Stated exercise 1: Return the passage of the credit support section from "5.24 Credit Support." to "2004 was $2,265,573,972.00.", copied word for word.
Stated exercise 2: In the credit support section, what was the Excess Reserves Amount as of June 30, 2004?
Stated exercise 3: Write what comes next in the credit support section, picking up where it stops.

Text provided:

5.24 Credit Support.
--------------
(a) Purchaser acknowledges that SLDI currently maintains certain credit
instruments (the "ING Facility") for the benefit of SLD in connection with the
Business retroceded by SLD to SLDI (the "Retroceded Business") pursuant to the
reinsurance agreements identified on Schedule 5.24(a) hereto (the "SLD-SLDI
Retrocession Agreements") in the amount required, at any given time, in order to
enable SLD to take full statutory reinsurance reserve credit for the SLD-SLDI
Retrocession Agreements (referred to herein as the "Excess Reserve Amount"). For
the avoidance of doubt and as a guide to the future calculation of the Excess
Reserves Amount, the parties acknowledge and agree that the Excess Reserves
Amount as of June 30, 2004 was $2,265,573,972.00.
(b) Purchaser shall use commercially reasonable efforts to implement one or
more permanent capital relief facilities or financing facilities, including
without limitation trusts or other structured finance alternatives used to
collateralize reinsurance reserve credit, specifically covering the Retroceded
Business and providing reasonably comparable security for SLD as described in
the following sentence (any such facility being referred to herein as a
"Purchaser Facility"). Upon the establishment of any Purchaser Facility and upon
Sellers' review of such Purchaser Facility and reasonable satisfaction that the
documentation relating to such Purchaser Facility provides SLD with security
with respect to the collateral used to obtain such reinsurance reserve credit
that is reasonably comparable in terms of protection against other creditors to
the security provided to SLD by the SLD Security Trust Agreement, the parties
hereto agree to simultaneously (i) cause SLDI to recapture the Retroceded
Business that is covered by such Purchaser Facility (the "Recaptured Business")

Data:
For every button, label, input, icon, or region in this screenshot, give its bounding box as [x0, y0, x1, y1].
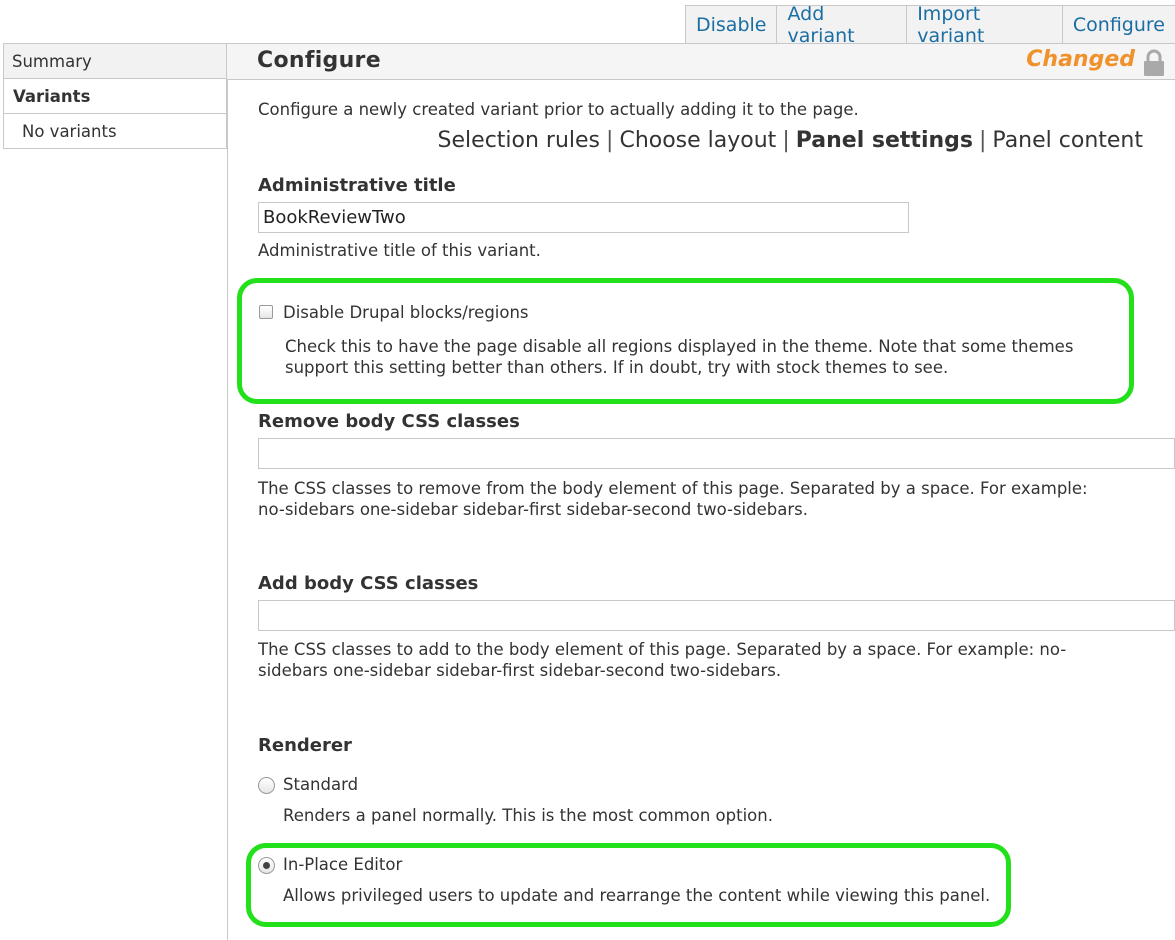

Exercise result 1:
5.24 Credit Support.
--------------
(a) Purchaser acknowledges that SLDI currently maintains certain credit
instruments (the "ING Facility") for the benefit of SLD in connection with the
Business retroceded by SLD to SLDI (the "Retroceded Business") pursuant to the
reinsurance agreements identified on Schedule 5.24(a) hereto (the "SLD-SLDI
Retrocession Agreements") in the amount required, at any given time, in order to
enable SLD to take full statutory reinsurance reserve credit for the SLD-SLDI
Retrocession Agreements (referred to herein as the "Excess Reserve Amount"). For
the avoidance of doubt and as a guide to the future calculation of the Excess
Reserves Amount, the parties acknowledge and agree that the Excess Reserves
Amount as of June 30, 2004 was $2,265,573,972.00.

Exercise result 2: $2,265,573,972.00

Exercise result 3:
from Newco, (ii) cause SLD to recapture the Recaptured Business from SLDI, (iii)
reinsure the Recaptured Business to SRUS or Scottish Re Life or another
Purchaser Affiliate (as specified in the following sentence) under a new
agreement or agreements substantially identical to one or more of the
Reinsurance Agreements (except that it will not include recapture rights), each
of which shall be deemed, for all purposes of this Agreement, to be a
Reinsurance Agreement, and (iv) release assets held in the SLD Security Trust
Account and SLDI Security Trust Account in accordance with the terms of the
relevant trust agreement. If at the time of such recapture and retrocession,
SRUS does not have all Permits necessary to insure that SLD receives full
reinsurance reserve credit in Colorado and New York, and if at such time
Scottish Re Life has all such permits, Scottish Re Life or another Purchaser
Affiliate having all such permits shall (x) reinsure such Recaptured Business
rather than SRUS, and (y) be deemed a Purchaser Subsidiary for all purposes
under this Agreement. If neither SRUS nor Scottish Re Life nor any other
Purchaser Affiliate has all such Permits at such time, SRUS shall reinsure such
Recaptured Business and shall obtain letters of credit, establish reinsurance
reserve credit trusts or take such other actions as will insure that SLD
receives full reinsurance reserve credit for such reinsurance.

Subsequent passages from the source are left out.